▸ **GIVEN INFORMATION**

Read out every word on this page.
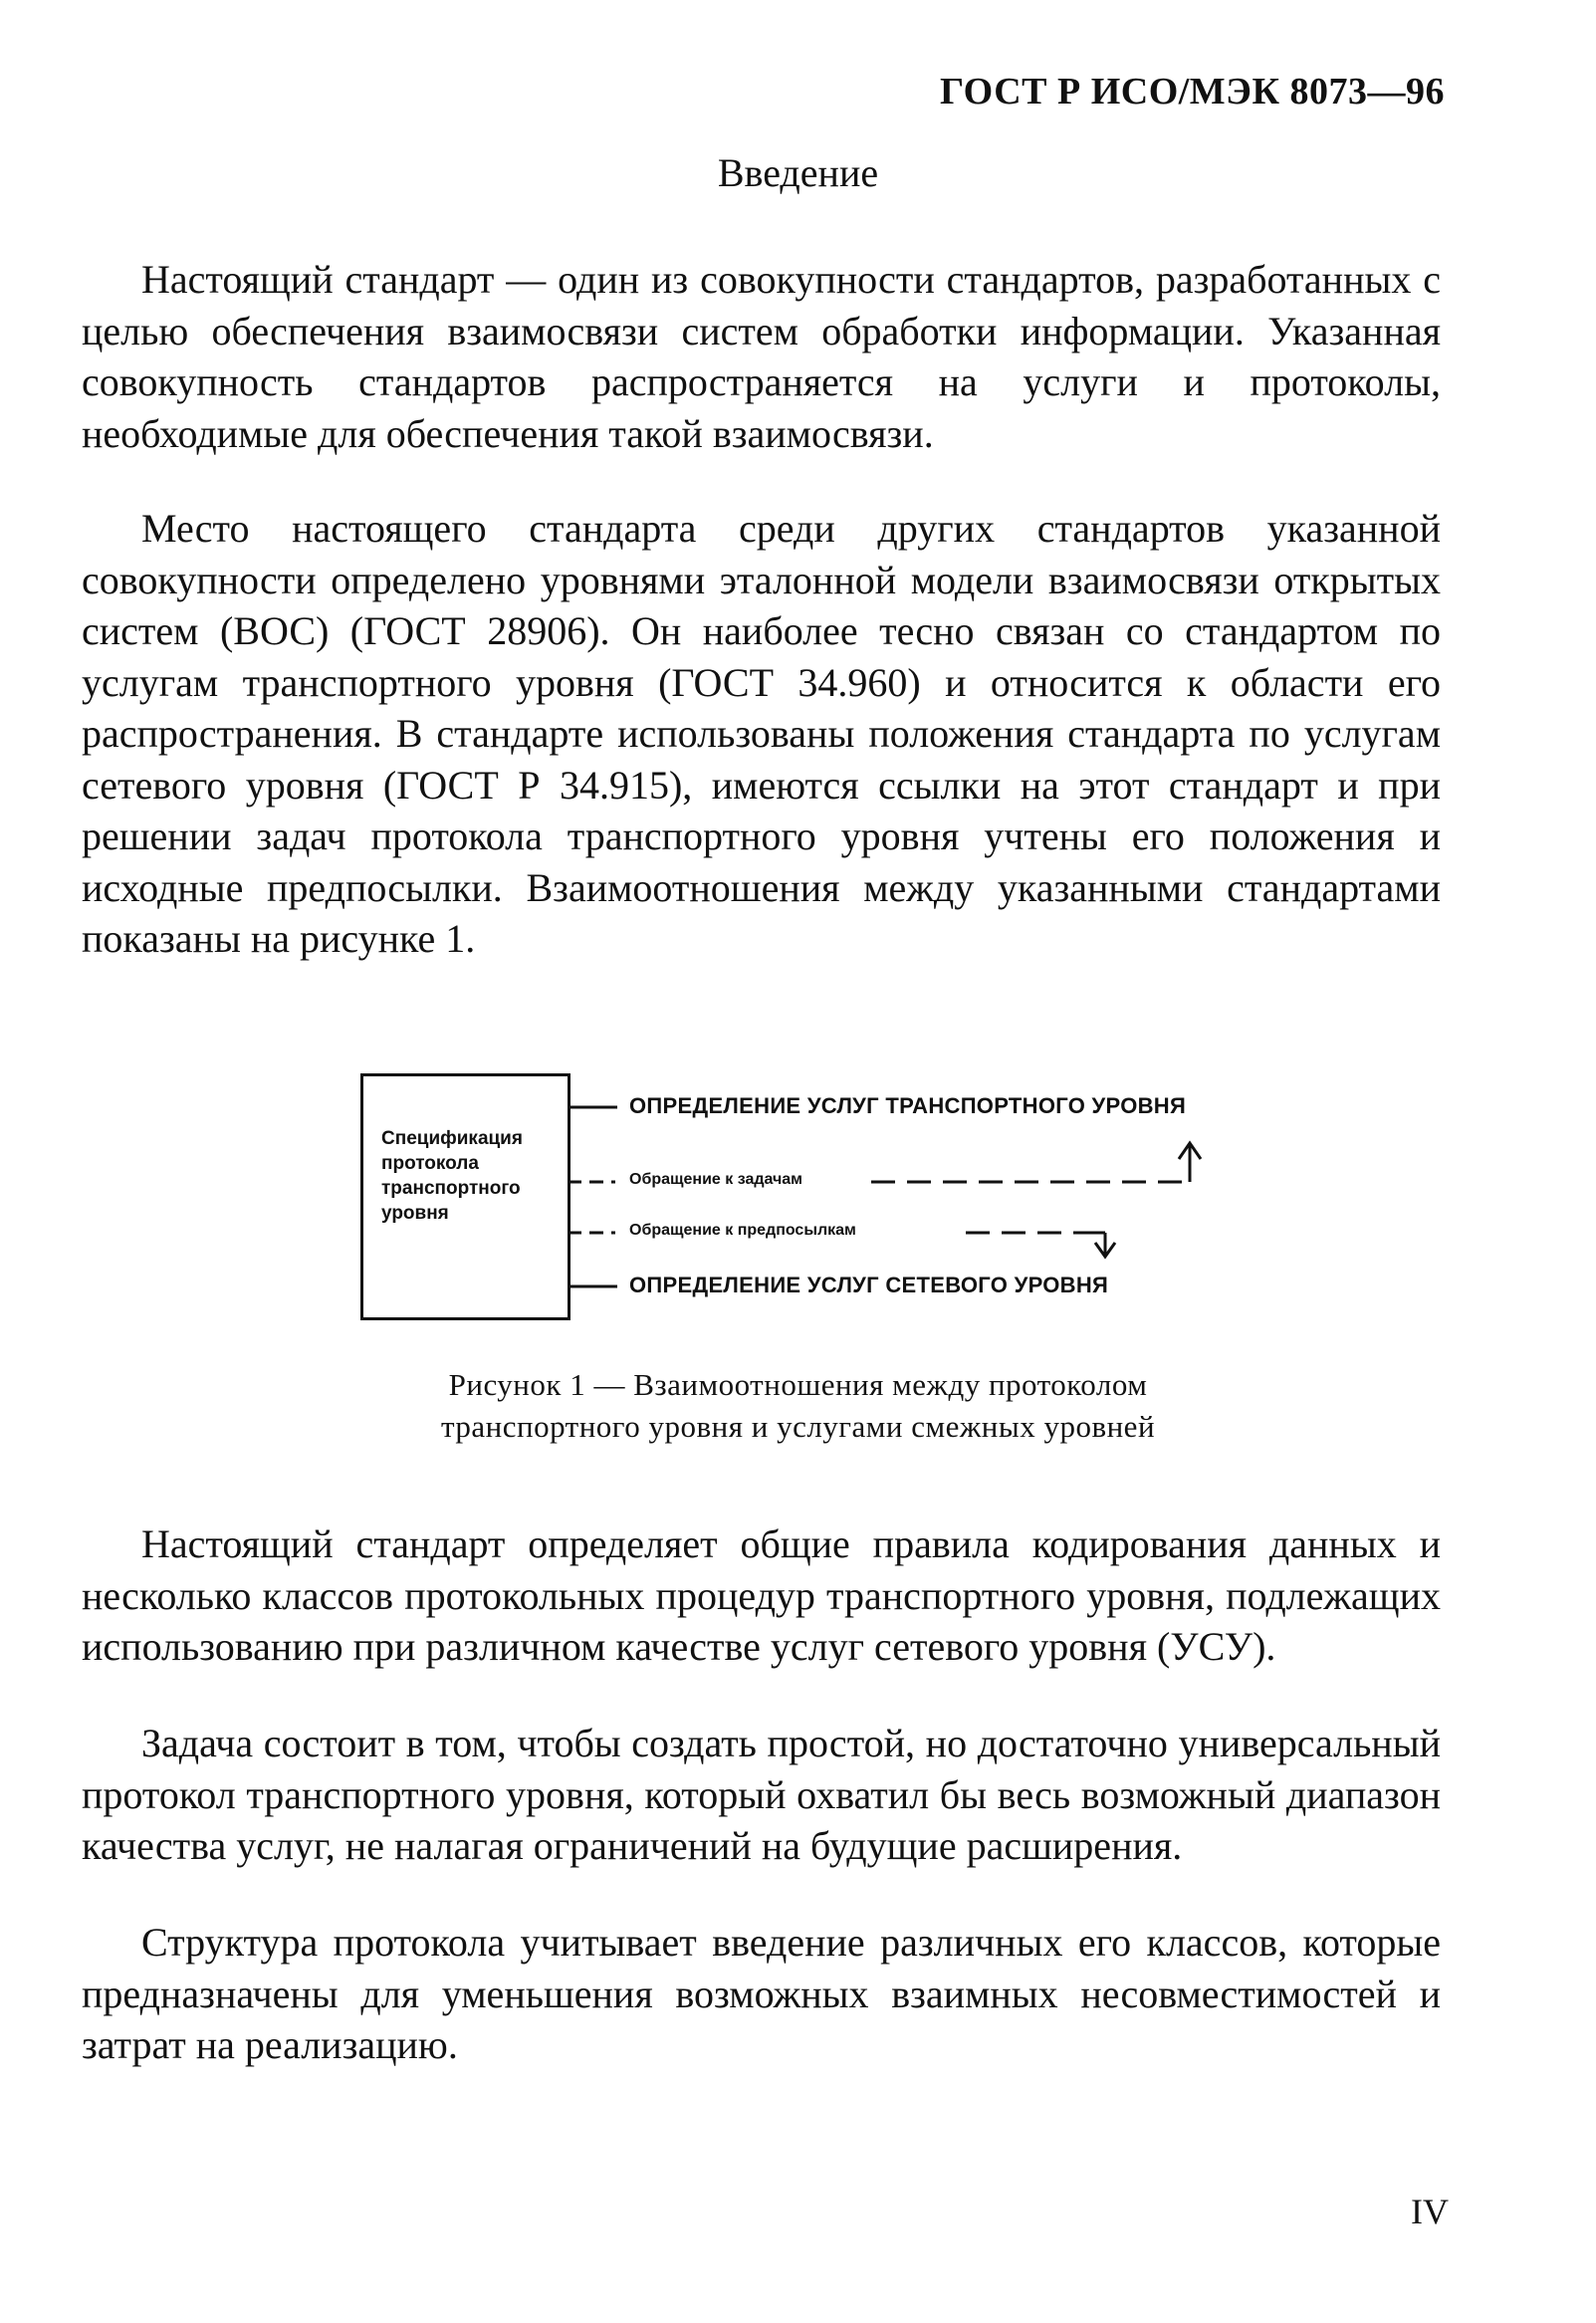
ГОСТ Р ИСО/МЭК 8073—96
Введение

Настоящий стандарт — один из совокупности стандартов, разработанных с целью обеспечения взаимосвязи систем обработки информации. Указанная совокупность стандартов распространяется на услуги и протоколы, необходимые для обеспечения такой взаимосвязи.

Место настоящего стандарта среди других стандартов указанной совокупности определено уровнями эталонной модели взаимосвязи открытых систем (ВОС) (ГОСТ 28906). Он наиболее тесно связан со стандартом по услугам транспортного уровня (ГОСТ 34.960) и относится к области его распространения. В стандарте использованы положения стандарта по услугам сетевого уровня (ГОСТ Р 34.915), имеются ссылки на этот стандарт и при решении задач протокола транспортного уровня учтены его положения и исходные предпосылки. Взаимоотношения между указанными стандартами показаны на рисунке 1.

Спецификация
протокола
транспортного
уровня
ОПРЕДЕЛЕНИЕ УСЛУГ ТРАНСПОРТНОГО УРОВНЯ
Обращение к задачам
Обращение к предпосылкам
ОПРЕДЕЛЕНИЕ УСЛУГ СЕТЕВОГО УРОВНЯ
Рисунок 1 — Взаимоотношения между протоколом
транспортного уровня и услугами смежных уровней

Настоящий стандарт определяет общие правила кодирования данных и несколько классов протокольных процедур транспортного уровня, подлежащих использованию при различном качестве услуг сетевого уровня (УСУ).

Задача состоит в том, чтобы создать простой, но достаточно универсальный протокол транспортного уровня, который охватил бы весь возможный диапазон качества услуг, не налагая ограничений на будущие расширения.

Структура протокола учитывает введение различных его классов, которые предназначены для уменьшения возможных взаимных несовместимостей и затрат на реализацию.

IV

▸ **SHORT TASK**
Read through the entries and copy every line that includes "ОПРЕДЕЛЕНИЕ".

▸ **RESPONSE TO THE TASK**
ОПРЕДЕЛЕНИЕ УСЛУГ ТРАНСПОРТНОГО УРОВНЯ
ОПРЕДЕЛЕНИЕ УСЛУГ СЕТЕВОГО УРОВНЯ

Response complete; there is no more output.